▸ **STATED GOAL A**
Duplicate the records exactly, from their first line up to and including the line with "- map-price-pin[interactable]: 92€: [832, 219, 863, 239]".

▸ **EXCERPT**
____

As with Aquinas, Hume places the emphasis on prudence, reason, and friendship ("Of Polygamy and Divorce"):

But friendship is a calm and sedate affection, conducted by reason and cemented by habit; springing from long acquaintance and mutual obligations; without jealousies or fears, and without those feverish fits of heat and cold, which cause such an agreeable torment in the amorous passion. So sober an affection, therefore, as friendship, rather thrives under constraint, and never rises to such a height, as when any strong interest or necessity binds two persons together, and gives them some common object of pursuit. We need not, therefore, be afraid of drawing the marriage-knot, which chiefly subsists by friendship, the closest possible. The amity between the persons, where it is solid and sincere, will rather gain by it: And where it is wavering and uncertain, this is the best expedient for fixing it.

It's interesting that Aquinas and Hume hit on roughly similar arguments in criticizing divorce; and perhaps even more interesting is the importance given to friendship in their accounts of marriage. The common link is almost certainly Cicero, although I haven't actually read anything by Cicero about marriage; that is, most of the commonalities between Hume's moral theory and Aquinas's (and there are many more than one might expect) are explainable by the influence of Cicero on Hume. Aquinas has the stronger view of the role of friendship in marriage, of course; both of them take friendship to be essentially constitutive of marriage, and Aquinas has the stronger view of marriage, so his position requires him to make stronger claims about the friendship involved.

____

▸ **LISTING**

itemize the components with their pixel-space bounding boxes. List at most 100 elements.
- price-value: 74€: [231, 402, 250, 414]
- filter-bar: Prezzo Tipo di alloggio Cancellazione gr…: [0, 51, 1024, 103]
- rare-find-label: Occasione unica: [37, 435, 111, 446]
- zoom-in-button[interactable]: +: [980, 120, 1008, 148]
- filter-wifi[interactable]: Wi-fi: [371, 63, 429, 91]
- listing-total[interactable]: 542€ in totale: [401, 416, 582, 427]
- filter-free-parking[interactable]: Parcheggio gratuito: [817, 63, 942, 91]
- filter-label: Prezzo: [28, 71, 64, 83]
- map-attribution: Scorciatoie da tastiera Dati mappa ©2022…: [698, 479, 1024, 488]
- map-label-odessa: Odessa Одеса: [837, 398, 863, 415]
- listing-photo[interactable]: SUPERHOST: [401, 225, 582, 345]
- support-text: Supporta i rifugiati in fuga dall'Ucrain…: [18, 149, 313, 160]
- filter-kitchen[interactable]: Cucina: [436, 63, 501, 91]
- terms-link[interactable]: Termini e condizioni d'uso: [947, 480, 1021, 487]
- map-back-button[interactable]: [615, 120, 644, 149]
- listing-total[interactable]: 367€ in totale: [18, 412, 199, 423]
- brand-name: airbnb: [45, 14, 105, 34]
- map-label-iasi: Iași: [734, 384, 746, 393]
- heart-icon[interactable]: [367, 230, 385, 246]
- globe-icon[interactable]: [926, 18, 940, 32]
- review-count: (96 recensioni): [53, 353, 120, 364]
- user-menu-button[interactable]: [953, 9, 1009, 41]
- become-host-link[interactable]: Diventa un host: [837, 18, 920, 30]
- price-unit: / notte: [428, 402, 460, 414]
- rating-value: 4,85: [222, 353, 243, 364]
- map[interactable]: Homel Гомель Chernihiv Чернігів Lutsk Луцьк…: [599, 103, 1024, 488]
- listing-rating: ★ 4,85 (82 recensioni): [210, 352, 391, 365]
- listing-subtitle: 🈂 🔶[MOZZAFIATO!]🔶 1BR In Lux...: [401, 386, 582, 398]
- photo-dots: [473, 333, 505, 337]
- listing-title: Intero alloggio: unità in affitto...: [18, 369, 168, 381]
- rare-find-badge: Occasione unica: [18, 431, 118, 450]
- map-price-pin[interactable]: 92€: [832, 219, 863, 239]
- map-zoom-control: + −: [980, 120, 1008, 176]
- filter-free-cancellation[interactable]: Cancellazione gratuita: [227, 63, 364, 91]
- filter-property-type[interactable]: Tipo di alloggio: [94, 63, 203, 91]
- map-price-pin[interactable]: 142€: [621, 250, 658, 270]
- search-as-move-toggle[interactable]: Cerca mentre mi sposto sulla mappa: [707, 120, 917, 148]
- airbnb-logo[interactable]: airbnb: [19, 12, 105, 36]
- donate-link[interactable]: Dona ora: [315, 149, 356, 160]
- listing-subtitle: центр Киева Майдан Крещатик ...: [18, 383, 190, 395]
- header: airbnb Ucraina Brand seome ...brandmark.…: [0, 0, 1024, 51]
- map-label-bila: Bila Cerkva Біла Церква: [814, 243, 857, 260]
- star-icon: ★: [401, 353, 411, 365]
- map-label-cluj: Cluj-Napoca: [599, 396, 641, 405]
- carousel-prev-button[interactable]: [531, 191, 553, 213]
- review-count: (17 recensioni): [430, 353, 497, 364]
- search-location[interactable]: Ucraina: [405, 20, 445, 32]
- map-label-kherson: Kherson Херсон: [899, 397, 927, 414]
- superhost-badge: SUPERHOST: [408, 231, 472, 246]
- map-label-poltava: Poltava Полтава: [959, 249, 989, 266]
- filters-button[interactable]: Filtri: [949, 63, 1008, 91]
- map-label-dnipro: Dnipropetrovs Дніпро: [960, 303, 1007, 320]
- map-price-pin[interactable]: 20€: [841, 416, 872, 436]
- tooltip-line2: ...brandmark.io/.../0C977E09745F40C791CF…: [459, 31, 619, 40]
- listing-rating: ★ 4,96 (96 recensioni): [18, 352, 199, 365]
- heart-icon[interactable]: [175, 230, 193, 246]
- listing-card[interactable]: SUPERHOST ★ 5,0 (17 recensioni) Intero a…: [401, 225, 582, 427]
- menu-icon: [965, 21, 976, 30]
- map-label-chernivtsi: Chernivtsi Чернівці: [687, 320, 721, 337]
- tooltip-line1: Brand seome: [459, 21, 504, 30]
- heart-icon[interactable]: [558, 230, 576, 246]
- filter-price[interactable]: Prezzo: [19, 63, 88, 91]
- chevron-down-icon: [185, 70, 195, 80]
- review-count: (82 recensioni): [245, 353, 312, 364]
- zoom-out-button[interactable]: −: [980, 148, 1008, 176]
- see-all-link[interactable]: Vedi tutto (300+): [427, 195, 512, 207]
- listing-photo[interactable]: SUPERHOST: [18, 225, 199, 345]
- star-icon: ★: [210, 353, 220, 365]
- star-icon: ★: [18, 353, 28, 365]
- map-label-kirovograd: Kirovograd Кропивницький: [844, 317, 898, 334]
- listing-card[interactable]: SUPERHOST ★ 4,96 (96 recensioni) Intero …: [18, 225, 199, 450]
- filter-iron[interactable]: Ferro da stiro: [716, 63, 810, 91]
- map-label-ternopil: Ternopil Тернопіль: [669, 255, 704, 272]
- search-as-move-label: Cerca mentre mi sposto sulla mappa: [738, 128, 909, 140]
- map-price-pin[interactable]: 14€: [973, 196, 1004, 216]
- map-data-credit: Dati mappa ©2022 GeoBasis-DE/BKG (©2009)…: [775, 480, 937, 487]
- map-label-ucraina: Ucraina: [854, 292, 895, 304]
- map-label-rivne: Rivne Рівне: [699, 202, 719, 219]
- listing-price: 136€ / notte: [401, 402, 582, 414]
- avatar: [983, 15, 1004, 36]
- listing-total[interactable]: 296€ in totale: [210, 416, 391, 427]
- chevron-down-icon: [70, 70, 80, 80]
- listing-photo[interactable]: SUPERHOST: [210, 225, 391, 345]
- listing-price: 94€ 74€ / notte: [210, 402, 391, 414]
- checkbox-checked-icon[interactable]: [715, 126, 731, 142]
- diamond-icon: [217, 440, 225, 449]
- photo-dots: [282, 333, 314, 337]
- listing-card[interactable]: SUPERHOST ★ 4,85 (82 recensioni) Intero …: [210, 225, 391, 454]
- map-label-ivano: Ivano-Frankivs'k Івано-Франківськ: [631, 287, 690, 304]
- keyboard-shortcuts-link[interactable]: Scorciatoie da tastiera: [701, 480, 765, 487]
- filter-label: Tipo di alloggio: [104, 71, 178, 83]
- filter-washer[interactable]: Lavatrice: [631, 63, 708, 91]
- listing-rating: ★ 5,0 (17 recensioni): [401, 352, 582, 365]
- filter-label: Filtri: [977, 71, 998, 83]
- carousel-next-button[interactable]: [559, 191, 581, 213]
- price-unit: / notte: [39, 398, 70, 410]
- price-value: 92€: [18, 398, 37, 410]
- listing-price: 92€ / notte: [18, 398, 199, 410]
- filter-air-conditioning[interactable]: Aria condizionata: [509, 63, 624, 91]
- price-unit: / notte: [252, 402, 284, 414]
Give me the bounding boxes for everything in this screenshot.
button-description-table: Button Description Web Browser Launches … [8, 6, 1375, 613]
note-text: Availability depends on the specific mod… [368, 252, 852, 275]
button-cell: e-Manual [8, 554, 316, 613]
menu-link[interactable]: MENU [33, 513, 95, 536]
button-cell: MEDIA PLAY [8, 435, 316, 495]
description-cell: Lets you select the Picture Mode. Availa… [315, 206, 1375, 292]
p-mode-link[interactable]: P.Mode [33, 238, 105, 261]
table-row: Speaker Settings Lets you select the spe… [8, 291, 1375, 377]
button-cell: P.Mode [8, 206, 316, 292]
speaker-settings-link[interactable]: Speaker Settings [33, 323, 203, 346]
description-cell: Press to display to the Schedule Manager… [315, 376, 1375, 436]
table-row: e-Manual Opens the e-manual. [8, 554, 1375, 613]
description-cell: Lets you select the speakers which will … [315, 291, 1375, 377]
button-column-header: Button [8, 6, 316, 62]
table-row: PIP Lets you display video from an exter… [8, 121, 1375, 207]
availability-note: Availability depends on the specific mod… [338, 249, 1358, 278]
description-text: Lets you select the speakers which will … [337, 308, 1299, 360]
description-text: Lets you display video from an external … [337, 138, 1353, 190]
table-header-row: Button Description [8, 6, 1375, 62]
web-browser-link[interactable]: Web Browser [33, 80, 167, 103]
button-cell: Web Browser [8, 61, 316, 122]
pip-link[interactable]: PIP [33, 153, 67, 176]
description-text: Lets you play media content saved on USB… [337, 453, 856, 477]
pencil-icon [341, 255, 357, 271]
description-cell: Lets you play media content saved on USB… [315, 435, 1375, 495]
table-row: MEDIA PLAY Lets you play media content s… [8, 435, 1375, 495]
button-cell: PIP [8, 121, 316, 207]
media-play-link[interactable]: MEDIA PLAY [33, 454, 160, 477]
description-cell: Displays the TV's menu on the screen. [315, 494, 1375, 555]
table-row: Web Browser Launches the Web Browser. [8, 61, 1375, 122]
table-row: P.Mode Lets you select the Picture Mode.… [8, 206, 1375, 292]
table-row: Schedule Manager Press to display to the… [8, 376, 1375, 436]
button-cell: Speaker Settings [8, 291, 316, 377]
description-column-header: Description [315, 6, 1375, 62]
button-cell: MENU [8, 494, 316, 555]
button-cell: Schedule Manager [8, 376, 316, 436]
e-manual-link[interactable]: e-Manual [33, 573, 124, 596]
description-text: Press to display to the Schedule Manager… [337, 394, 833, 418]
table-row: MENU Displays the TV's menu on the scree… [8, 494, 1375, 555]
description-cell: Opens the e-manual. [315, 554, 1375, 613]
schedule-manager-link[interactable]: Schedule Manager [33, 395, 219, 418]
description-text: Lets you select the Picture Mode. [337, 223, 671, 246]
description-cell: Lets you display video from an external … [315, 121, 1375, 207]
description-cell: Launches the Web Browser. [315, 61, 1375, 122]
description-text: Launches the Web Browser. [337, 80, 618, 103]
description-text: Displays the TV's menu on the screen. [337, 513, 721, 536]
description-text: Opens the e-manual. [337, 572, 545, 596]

____

▸ **STATED GOAL B**
From the passage on friendship and marriage, set down the words from "But friendship is" up to and including "for fixing it." without any change.

▸ **EXERCISE SOLUTION A**
itemize the components with their pixel-space bounding boxes. List at most 100 elements.
- price-value: 74€: [231, 402, 250, 414]
- filter-bar: Prezzo Tipo di alloggio Cancellazione gr…: [0, 51, 1024, 103]
- rare-find-label: Occasione unica: [37, 435, 111, 446]
- zoom-in-button[interactable]: +: [980, 120, 1008, 148]
- filter-wifi[interactable]: Wi-fi: [371, 63, 429, 91]
- listing-total[interactable]: 542€ in totale: [401, 416, 582, 427]
- filter-free-parking[interactable]: Parcheggio gratuito: [817, 63, 942, 91]
- filter-label: Prezzo: [28, 71, 64, 83]
- map-attribution: Scorciatoie da tastiera Dati mappa ©2022…: [698, 479, 1024, 488]
- map-label-odessa: Odessa Одеса: [837, 398, 863, 415]
- listing-photo[interactable]: SUPERHOST: [401, 225, 582, 345]
- support-text: Supporta i rifugiati in fuga dall'Ucrain…: [18, 149, 313, 160]
- filter-kitchen[interactable]: Cucina: [436, 63, 501, 91]
- terms-link[interactable]: Termini e condizioni d'uso: [947, 480, 1021, 487]
- map-back-button[interactable]: [615, 120, 644, 149]
- listing-total[interactable]: 367€ in totale: [18, 412, 199, 423]
- brand-name: airbnb: [45, 14, 105, 34]
- map-label-iasi: Iași: [734, 384, 746, 393]
- heart-icon[interactable]: [367, 230, 385, 246]
- globe-icon[interactable]: [926, 18, 940, 32]
- review-count: (96 recensioni): [53, 353, 120, 364]
- user-menu-button[interactable]: [953, 9, 1009, 41]
- become-host-link[interactable]: Diventa un host: [837, 18, 920, 30]
- price-unit: / notte: [428, 402, 460, 414]
- rating-value: 4,85: [222, 353, 243, 364]
- map[interactable]: Homel Гомель Chernihiv Чернігів Lutsk Луцьк…: [599, 103, 1024, 488]
- listing-rating: ★ 4,85 (82 recensioni): [210, 352, 391, 365]
- listing-subtitle: 🈂 🔶[MOZZAFIATO!]🔶 1BR In Lux...: [401, 386, 582, 398]
- photo-dots: [473, 333, 505, 337]
- listing-title: Intero alloggio: unità in affitto...: [18, 369, 168, 381]
- rare-find-badge: Occasione unica: [18, 431, 118, 450]
- map-price-pin[interactable]: 92€: [832, 219, 863, 239]

▸ **EXERCISE SOLUTION B**
But friendship is a calm and sedate affection, conducted by reason and cemented by habit; springing from long acquaintance and mutual obligations; without jealousies or fears, and without those feverish fits of heat and cold, which cause such an agreeable torment in the amorous passion. So sober an affection, therefore, as friendship, rather thrives under constraint, and never rises to such a height, as when any strong interest or necessity binds two persons together, and gives them some common object of pursuit. We need not, therefore, be afraid of drawing the marriage-knot, which chiefly subsists by friendship, the closest possible. The amity between the persons, where it is solid and sincere, will rather gain by it: And where it is wavering and uncertain, this is the best expedient for fixing it.